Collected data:

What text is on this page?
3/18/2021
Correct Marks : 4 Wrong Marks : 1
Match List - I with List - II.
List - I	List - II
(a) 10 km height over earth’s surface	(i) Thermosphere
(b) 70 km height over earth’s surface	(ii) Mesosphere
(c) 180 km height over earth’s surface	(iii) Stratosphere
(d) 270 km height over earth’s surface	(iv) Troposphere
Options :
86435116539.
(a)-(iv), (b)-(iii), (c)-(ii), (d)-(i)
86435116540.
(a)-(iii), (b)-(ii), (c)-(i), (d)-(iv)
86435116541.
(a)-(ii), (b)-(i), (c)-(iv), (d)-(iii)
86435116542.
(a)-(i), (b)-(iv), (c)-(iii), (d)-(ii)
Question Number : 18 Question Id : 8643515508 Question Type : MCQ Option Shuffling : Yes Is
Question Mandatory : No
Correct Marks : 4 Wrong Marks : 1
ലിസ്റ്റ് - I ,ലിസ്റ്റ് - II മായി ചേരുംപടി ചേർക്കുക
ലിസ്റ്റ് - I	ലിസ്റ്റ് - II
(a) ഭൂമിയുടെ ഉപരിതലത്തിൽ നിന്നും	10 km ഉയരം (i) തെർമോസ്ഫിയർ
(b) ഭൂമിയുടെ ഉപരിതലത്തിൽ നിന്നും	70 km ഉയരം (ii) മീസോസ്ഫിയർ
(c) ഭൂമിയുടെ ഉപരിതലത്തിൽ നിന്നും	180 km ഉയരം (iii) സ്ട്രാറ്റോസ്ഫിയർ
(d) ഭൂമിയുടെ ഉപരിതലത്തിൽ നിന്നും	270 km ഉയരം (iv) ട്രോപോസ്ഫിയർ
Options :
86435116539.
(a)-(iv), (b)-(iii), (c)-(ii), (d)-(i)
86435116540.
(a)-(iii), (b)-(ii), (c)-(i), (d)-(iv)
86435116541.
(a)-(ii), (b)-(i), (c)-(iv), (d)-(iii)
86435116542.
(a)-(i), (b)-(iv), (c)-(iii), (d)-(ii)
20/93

§ Task statement: Give the listing above again, word for word.

§ Problem solution:
What text is on this page?
3/18/2021
Correct Marks : 4 Wrong Marks : 1
Match List - I with List - II.
List - I	List - II
(a) 10 km height over earth’s surface	(i) Thermosphere
(b) 70 km height over earth’s surface	(ii) Mesosphere
(c) 180 km height over earth’s surface	(iii) Stratosphere
(d) 270 km height over earth’s surface	(iv) Troposphere
Options :
86435116539.
(a)-(iv), (b)-(iii), (c)-(ii), (d)-(i)
86435116540.
(a)-(iii), (b)-(ii), (c)-(i), (d)-(iv)
86435116541.
(a)-(ii), (b)-(i), (c)-(iv), (d)-(iii)
86435116542.
(a)-(i), (b)-(iv), (c)-(iii), (d)-(ii)
Question Number : 18 Question Id : 8643515508 Question Type : MCQ Option Shuffling : Yes Is
Question Mandatory : No
Correct Marks : 4 Wrong Marks : 1
ലിസ്റ്റ് - I ,ലിസ്റ്റ് - II മായി ചേരുംപടി ചേർക്കുക
ലിസ്റ്റ് - I	ലിസ്റ്റ് - II
(a) ഭൂമിയുടെ ഉപരിതലത്തിൽ നിന്നും	10 km ഉയരം (i) തെർമോസ്ഫിയർ
(b) ഭൂമിയുടെ ഉപരിതലത്തിൽ നിന്നും	70 km ഉയരം (ii) മീസോസ്ഫിയർ
(c) ഭൂമിയുടെ ഉപരിതലത്തിൽ നിന്നും	180 km ഉയരം (iii) സ്ട്രാറ്റോസ്ഫിയർ
(d) ഭൂമിയുടെ ഉപരിതലത്തിൽ നിന്നും	270 km ഉയരം (iv) ട്രോപോസ്ഫിയർ
Options :
86435116539.
(a)-(iv), (b)-(iii), (c)-(ii), (d)-(i)
86435116540.
(a)-(iii), (b)-(ii), (c)-(i), (d)-(iv)
86435116541.
(a)-(ii), (b)-(i), (c)-(iv), (d)-(iii)
86435116542.
(a)-(i), (b)-(iv), (c)-(iii), (d)-(ii)
20/93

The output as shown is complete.